Collected data

═══

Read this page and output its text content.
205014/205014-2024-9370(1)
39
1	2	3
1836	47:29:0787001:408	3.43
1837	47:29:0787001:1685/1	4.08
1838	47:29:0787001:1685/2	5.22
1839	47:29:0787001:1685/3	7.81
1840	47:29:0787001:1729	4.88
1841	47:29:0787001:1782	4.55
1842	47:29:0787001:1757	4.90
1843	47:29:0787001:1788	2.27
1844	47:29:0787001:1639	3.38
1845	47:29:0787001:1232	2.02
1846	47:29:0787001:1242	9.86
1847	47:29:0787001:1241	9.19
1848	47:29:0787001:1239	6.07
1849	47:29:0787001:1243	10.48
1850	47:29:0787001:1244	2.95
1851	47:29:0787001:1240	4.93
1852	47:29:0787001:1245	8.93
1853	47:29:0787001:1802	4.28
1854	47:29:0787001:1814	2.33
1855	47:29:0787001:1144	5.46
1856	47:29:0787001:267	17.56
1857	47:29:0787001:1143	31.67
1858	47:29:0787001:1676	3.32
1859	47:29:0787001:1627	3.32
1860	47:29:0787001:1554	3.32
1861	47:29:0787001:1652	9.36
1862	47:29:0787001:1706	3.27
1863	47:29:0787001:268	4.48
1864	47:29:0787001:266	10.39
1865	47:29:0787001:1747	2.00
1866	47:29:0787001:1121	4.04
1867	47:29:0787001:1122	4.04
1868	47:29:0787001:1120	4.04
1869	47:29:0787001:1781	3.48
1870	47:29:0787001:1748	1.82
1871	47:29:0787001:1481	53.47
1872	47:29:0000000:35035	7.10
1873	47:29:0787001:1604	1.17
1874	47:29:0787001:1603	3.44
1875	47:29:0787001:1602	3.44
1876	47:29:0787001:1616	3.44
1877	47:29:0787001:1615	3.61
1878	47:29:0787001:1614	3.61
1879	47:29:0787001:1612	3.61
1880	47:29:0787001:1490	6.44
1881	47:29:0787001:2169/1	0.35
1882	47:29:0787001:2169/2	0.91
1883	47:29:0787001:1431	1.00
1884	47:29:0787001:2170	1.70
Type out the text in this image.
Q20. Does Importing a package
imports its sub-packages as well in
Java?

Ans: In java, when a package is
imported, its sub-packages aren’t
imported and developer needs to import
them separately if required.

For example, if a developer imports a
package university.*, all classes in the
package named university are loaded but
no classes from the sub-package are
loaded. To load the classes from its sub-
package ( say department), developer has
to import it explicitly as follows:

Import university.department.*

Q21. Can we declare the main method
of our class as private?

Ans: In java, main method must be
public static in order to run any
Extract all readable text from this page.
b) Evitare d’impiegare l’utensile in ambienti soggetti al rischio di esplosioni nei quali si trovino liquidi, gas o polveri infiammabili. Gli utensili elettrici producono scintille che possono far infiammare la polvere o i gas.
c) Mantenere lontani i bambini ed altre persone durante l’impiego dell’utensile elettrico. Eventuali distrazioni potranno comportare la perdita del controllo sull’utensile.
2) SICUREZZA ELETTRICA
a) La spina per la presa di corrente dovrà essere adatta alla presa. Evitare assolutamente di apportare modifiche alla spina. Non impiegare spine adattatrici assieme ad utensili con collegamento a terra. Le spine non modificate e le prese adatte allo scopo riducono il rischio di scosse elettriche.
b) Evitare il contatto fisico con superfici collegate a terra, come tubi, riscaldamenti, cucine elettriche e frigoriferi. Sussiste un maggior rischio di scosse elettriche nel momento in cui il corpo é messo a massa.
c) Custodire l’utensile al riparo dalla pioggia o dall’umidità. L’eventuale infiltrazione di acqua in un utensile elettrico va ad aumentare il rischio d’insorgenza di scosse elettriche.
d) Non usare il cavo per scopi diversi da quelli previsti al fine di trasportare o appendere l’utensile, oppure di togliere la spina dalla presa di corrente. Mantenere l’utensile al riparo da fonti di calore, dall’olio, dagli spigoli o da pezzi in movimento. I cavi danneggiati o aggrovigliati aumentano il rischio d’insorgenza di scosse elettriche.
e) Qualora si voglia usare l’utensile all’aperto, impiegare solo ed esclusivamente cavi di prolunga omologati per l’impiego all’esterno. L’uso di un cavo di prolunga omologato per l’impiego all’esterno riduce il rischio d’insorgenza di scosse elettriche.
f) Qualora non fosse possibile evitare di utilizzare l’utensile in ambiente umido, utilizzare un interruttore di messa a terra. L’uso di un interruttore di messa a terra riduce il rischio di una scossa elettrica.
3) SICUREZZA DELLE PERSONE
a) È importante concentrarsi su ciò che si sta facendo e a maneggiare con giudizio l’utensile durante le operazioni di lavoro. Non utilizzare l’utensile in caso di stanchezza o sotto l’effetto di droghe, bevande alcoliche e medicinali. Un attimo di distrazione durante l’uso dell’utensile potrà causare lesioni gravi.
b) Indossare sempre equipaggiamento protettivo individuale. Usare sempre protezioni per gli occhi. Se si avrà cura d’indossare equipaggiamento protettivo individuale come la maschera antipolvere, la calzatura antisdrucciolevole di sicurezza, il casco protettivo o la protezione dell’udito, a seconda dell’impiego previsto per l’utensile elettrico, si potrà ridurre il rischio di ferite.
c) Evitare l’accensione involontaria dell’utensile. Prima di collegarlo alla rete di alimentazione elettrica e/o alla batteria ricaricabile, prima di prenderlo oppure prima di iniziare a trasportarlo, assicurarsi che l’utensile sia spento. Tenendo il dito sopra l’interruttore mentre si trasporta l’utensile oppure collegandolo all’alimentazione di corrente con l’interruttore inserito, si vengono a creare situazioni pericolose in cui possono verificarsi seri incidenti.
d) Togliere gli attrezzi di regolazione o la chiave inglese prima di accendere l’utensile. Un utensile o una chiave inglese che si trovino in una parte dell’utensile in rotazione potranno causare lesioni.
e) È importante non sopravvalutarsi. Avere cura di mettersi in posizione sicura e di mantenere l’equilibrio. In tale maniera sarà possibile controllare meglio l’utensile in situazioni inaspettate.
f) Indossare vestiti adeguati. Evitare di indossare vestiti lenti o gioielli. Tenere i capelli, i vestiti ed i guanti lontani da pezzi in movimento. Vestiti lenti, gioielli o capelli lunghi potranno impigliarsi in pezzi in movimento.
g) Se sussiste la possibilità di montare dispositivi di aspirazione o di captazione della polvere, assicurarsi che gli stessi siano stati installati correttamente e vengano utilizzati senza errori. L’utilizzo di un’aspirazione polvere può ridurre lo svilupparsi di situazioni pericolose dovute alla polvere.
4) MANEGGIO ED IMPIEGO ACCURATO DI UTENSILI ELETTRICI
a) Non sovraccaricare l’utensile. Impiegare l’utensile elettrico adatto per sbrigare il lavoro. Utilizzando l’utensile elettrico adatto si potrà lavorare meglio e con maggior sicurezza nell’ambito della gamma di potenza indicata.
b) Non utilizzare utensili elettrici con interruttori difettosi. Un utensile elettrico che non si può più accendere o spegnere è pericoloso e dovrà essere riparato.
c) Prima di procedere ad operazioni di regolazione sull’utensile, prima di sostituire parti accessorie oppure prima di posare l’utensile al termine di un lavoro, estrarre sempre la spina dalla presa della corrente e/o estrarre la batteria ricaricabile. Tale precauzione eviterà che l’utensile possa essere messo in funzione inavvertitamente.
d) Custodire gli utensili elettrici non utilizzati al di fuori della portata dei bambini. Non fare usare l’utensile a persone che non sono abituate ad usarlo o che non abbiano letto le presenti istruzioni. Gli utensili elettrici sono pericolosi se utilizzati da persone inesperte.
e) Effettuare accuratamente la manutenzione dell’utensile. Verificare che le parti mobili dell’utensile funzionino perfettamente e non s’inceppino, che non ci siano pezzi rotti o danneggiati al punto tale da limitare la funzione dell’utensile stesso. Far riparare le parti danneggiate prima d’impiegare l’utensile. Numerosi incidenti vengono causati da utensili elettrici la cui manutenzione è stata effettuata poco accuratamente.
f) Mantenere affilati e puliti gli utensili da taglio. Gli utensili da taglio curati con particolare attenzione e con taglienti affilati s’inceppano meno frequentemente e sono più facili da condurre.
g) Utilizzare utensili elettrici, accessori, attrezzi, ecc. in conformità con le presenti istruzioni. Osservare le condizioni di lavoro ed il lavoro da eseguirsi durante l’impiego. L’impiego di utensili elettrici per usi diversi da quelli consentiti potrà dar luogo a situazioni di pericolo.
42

═══

Directions for this task:
Look over the listing. Pull out every line with the string "accendere" in it.

Solution for this task:
d) Togliere gli attrezzi di regolazione o la chiave inglese prima di accendere l’utensile. Un utensile o una chiave inglese che si trovino in una parte dell’utensile in rotazione potranno causare lesioni.
b) Non utilizzare utensili elettrici con interruttori difettosi. Un utensile elettrico che non si può più accendere o spegnere è pericoloso e dovrà essere riparato.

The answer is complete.